DIRECTIONS FOR THIS TASK
Print the data below without any change, from its first line through the line that contains "add-benchmark-label: Add Benchmark", including both of those lines.

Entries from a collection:
• • •

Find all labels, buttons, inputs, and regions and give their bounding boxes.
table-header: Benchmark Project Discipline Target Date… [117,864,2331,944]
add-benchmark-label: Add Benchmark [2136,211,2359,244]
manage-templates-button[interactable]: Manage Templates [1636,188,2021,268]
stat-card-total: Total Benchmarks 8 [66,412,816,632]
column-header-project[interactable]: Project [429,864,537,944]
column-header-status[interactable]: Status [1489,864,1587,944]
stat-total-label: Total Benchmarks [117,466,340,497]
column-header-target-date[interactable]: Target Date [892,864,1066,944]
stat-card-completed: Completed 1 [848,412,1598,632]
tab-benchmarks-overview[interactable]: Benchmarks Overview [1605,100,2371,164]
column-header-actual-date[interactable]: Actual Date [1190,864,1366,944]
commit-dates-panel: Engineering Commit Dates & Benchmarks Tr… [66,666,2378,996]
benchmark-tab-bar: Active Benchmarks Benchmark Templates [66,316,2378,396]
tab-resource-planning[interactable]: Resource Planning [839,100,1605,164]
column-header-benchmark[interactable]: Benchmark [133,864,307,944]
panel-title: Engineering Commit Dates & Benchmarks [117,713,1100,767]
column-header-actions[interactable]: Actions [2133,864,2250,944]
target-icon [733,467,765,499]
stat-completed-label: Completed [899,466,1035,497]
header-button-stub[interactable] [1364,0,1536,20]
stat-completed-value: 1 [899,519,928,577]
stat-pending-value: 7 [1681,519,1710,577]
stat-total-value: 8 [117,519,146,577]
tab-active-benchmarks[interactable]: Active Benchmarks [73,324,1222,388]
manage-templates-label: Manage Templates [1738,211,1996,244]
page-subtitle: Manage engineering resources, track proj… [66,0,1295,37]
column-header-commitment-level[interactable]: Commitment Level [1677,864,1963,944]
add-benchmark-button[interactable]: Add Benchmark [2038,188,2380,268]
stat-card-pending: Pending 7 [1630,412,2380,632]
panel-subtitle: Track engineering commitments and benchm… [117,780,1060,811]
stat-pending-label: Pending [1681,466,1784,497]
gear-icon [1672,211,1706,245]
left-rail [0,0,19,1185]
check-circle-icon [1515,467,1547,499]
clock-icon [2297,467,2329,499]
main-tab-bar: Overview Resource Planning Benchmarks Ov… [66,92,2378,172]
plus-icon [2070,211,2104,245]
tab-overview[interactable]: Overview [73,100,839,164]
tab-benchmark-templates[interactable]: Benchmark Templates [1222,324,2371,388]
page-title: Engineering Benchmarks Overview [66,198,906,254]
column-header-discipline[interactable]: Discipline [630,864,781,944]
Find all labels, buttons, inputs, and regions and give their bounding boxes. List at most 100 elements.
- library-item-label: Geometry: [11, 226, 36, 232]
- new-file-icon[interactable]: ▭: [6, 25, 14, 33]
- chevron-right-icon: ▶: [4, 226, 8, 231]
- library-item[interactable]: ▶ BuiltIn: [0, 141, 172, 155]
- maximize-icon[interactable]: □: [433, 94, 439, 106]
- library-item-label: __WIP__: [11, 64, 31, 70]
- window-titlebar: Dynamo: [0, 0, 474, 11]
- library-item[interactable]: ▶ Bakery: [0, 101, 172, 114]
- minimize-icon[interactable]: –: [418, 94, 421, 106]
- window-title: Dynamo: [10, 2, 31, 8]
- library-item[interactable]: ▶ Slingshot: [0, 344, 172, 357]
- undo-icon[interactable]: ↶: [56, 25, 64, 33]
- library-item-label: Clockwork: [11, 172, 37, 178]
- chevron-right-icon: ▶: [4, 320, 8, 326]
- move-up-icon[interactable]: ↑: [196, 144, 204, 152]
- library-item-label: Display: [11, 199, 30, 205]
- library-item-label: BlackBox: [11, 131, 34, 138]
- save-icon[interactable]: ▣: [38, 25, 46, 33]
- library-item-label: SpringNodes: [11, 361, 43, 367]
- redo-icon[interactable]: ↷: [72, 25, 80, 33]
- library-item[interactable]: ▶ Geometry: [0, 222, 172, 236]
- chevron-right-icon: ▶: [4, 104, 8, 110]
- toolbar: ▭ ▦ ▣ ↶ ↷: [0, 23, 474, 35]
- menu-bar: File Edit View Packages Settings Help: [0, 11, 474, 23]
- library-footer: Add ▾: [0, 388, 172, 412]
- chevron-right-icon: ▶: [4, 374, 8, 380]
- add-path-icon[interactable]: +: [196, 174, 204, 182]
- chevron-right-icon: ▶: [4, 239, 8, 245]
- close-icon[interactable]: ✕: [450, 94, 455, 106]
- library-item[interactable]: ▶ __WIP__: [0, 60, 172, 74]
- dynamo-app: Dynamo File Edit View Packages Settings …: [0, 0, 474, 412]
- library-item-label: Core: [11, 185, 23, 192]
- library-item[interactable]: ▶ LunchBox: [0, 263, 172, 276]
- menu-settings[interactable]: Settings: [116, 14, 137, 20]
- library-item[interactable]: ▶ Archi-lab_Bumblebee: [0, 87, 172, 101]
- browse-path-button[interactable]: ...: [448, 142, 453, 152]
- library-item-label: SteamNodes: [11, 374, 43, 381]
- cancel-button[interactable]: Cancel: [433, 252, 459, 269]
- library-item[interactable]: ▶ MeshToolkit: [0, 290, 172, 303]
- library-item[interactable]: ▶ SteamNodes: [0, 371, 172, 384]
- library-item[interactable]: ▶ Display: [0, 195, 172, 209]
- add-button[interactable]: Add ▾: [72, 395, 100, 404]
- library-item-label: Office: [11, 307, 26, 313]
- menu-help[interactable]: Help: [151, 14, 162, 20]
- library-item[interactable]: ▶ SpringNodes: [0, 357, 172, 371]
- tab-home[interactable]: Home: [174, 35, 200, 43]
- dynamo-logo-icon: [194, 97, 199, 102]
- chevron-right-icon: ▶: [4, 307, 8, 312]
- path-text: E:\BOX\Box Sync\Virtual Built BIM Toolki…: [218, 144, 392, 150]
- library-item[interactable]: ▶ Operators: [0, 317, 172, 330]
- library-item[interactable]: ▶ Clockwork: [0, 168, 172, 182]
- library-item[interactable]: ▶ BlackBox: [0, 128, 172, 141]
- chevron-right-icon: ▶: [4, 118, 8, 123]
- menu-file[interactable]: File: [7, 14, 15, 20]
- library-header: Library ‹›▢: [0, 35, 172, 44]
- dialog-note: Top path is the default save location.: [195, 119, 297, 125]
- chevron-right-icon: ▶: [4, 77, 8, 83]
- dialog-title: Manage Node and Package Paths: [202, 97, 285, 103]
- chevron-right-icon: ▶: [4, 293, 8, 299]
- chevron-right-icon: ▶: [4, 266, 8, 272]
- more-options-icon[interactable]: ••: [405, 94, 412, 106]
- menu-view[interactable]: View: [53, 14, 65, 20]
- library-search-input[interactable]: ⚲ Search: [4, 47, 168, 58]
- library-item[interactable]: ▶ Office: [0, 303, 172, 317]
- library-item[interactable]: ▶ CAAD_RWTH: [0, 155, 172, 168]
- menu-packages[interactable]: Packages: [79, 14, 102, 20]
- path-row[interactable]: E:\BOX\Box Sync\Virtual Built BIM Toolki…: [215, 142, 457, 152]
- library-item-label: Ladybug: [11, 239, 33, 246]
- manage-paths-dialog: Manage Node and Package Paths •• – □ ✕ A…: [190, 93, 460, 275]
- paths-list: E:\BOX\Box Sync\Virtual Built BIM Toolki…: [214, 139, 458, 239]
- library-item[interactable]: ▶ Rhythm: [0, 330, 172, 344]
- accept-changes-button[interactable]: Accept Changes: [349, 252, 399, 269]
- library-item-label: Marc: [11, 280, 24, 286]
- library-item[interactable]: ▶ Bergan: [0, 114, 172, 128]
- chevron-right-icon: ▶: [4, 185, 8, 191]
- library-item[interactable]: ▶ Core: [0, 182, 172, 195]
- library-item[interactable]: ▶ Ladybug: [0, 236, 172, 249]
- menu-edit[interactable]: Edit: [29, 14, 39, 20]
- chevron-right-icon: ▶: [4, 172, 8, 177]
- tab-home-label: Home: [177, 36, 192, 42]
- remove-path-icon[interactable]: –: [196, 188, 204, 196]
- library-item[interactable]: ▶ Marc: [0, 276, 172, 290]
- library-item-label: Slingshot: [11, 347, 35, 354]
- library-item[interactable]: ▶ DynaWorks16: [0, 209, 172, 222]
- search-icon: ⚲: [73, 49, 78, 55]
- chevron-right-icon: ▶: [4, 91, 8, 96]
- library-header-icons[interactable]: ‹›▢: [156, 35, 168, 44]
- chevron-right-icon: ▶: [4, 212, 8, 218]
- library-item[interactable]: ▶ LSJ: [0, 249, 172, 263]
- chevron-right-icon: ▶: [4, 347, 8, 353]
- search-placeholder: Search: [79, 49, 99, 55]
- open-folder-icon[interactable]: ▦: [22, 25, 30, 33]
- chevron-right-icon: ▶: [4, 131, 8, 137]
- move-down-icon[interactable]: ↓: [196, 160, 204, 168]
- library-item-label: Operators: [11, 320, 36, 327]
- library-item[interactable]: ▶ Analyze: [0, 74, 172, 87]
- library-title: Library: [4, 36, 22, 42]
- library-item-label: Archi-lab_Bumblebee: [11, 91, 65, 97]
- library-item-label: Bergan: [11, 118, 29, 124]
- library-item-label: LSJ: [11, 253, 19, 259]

• • •

ANSWER IN FULL
Find all labels, buttons, inputs, and regions and give their bounding boxes.
table-header: Benchmark Project Discipline Target Date… [117,864,2331,944]
add-benchmark-label: Add Benchmark [2136,211,2359,244]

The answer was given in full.